───── SOURCE MATERIAL
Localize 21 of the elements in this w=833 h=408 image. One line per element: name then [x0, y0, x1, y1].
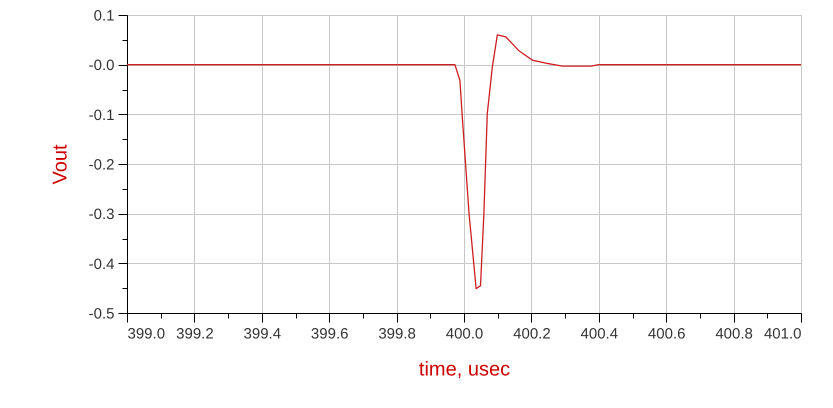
- y-tick-label: -0.5: [88, 306, 114, 322]
- x-tick-label: 400.8: [715, 326, 753, 342]
- x-tick-label: 400.6: [648, 326, 686, 342]
- x-tick-label: 400.2: [513, 326, 551, 342]
- x-tick-label: 399.0: [128, 326, 166, 342]
- y-tick-label: -0.2: [88, 156, 114, 174]
- y-tick-label: -0.1: [88, 106, 114, 124]
- y-axis-title: Vout: [50, 144, 72, 185]
- x-tick-label: 399.4: [244, 326, 282, 342]
- y-tick-label: -0.0: [88, 57, 114, 74]
- line-series: [126, 34, 802, 290]
- y-tick-label: -0.4: [88, 256, 114, 273]
- x-tick-label: 399.8: [378, 326, 416, 342]
- x-tick-label: 399.2: [176, 326, 214, 342]
- y-tick-label: 0.1: [94, 8, 114, 24]
- x-tick-label: 399.6: [310, 326, 348, 342]
- x-tick-label: 400.0: [446, 326, 484, 342]
- x-tick-label: 401.0: [764, 326, 802, 342]
- y-tick-label: -0.3: [88, 206, 114, 224]
- x-axis-title: time, usec: [418, 358, 510, 380]
- x-tick-label: 400.4: [580, 326, 618, 342]
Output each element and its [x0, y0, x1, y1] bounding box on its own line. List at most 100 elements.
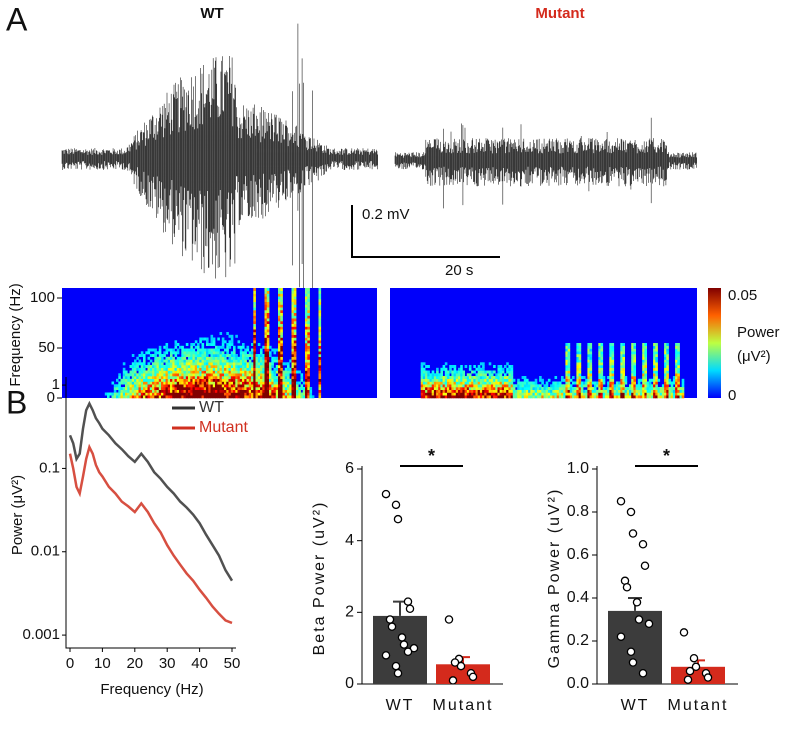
spectrogram-cell: [284, 376, 288, 379]
spectrogram-cell: [291, 367, 295, 371]
spectrogram-cell: [226, 351, 229, 355]
spectrogram-cell: [208, 373, 211, 377]
spectrogram-cell: [604, 387, 608, 390]
spectrogram-cell: [210, 392, 214, 396]
spectrogram-cell: [598, 356, 601, 360]
spectrogram-cell: [291, 348, 295, 352]
spectrogram-cell: [429, 389, 433, 393]
spectrogram-cell: [422, 384, 426, 388]
spectrogram-cell: [174, 378, 178, 382]
spectrogram-cell: [170, 381, 173, 385]
spectrogram-cell: [600, 356, 604, 360]
spectrogram-cell: [504, 384, 507, 388]
spectrogram-cell: [201, 376, 205, 379]
spectrogram-cell: [554, 376, 558, 379]
spectrogram-cell: [244, 362, 247, 366]
spectrogram-cell: [629, 384, 632, 388]
spectrogram-cell: [269, 362, 272, 366]
spectrogram-cell: [677, 348, 680, 352]
spectrogram-cell: [468, 392, 472, 396]
spectrogram-cell: [534, 395, 538, 399]
spectrogram-cell: [161, 359, 164, 363]
spectrogram-cell: [620, 384, 623, 388]
spectrogram-cell: [253, 288, 256, 291]
spectrogram-cell: [618, 395, 621, 399]
spectrogram-cell: [504, 395, 507, 399]
spectrogram-cell: [118, 395, 121, 399]
spectrogram-cell: [255, 373, 259, 377]
spectrogram-cell: [422, 395, 426, 399]
spectrogram-cell: [293, 293, 297, 297]
spectrogram-cell: [644, 359, 647, 363]
spectrogram-cell: [455, 392, 459, 396]
spectrogram-cell: [633, 373, 636, 377]
spectrogram-cell: [433, 395, 437, 399]
spectrogram-cell: [484, 384, 487, 388]
spectrogram-cell: [219, 381, 223, 385]
spectrogram-cell: [291, 299, 295, 302]
spectrogram-cell: [287, 389, 290, 393]
spectrogram-cell: [653, 387, 656, 390]
spectrogram-cell: [147, 370, 151, 374]
spectrogram-cell: [425, 387, 428, 390]
spectrogram-cell: [201, 373, 205, 377]
spectrogram-cell: [197, 367, 200, 371]
spectrogram-cell: [618, 384, 621, 388]
spectrogram-cell: [291, 356, 295, 360]
spectrogram-cell: [264, 389, 268, 393]
spectrogram-cell: [451, 373, 454, 377]
spectrogram-cell: [567, 381, 571, 385]
spectrogram-cell: [244, 392, 247, 396]
spectrogram-cell: [165, 373, 169, 377]
spectrogram-cell: [255, 367, 259, 371]
spectrogram-cell: [138, 354, 142, 357]
spectrogram-cell: [266, 310, 270, 313]
spectrogram-cell: [490, 376, 494, 379]
spectrogram-cell: [642, 370, 645, 374]
spectrogram-cell: [271, 370, 274, 374]
spectrogram-cell: [318, 326, 322, 330]
spectrogram-cell: [291, 315, 295, 319]
spectrogram-cell: [172, 395, 175, 399]
spectrogram-cell: [565, 373, 568, 377]
spectrogram-cell: [174, 387, 178, 390]
spectrogram-cell: [280, 348, 283, 352]
spectrogram-cell: [433, 387, 437, 390]
spectrogram-cell: [233, 381, 236, 385]
spectrogram-cell: [176, 351, 180, 355]
spectrogram-cell: [158, 376, 162, 379]
spectrogram-cell: [611, 356, 615, 360]
spectrogram-cell: [672, 392, 676, 396]
spectrogram-cell: [226, 354, 229, 357]
spectrogram-cell: [143, 384, 146, 388]
spectrogram-cell: [197, 378, 200, 382]
spectrogram-cell: [495, 378, 498, 382]
spectrogram-cell: [212, 370, 216, 374]
spectrogram-cell: [305, 343, 308, 346]
y-tick-label: 0.6: [567, 546, 589, 563]
spectrogram-cell: [224, 395, 227, 399]
spectrogram-cell: [156, 367, 160, 371]
spectrogram-cell: [653, 384, 656, 388]
spectrogram-cell: [122, 381, 126, 385]
spectrogram-cell: [471, 387, 474, 390]
spectrogram-cell: [194, 392, 198, 396]
spectrogram-cell: [305, 362, 308, 366]
spectrogram-cell: [587, 384, 590, 388]
spectrogram-cell: [576, 392, 579, 396]
spectrogram-cell: [580, 392, 584, 396]
spectrogram-cell: [197, 365, 200, 368]
spectrogram-cell: [655, 387, 658, 390]
spectrogram-cell: [158, 348, 162, 352]
spectrogram-cell: [305, 354, 308, 357]
spectrogram-cell: [291, 293, 295, 297]
spectrogram-cell: [221, 351, 225, 355]
spectrogram-cell: [201, 337, 205, 341]
spectrogram-cell: [433, 376, 437, 379]
spectrogram-cell: [253, 323, 256, 327]
spectrogram-cell: [585, 384, 588, 388]
spectrogram-cell: [300, 384, 304, 388]
spectrogram-cell: [262, 370, 265, 374]
spectrogram-cell: [653, 356, 656, 360]
spectrogram-cell: [237, 345, 241, 349]
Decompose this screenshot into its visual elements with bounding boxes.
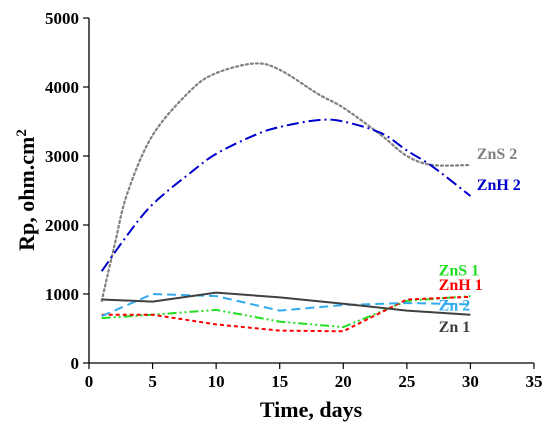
──────────
▸ WHAT YOU SHOULD DO:
State how many rows in the items above contain the string "line". Give only the number.

▸ REPLY:
3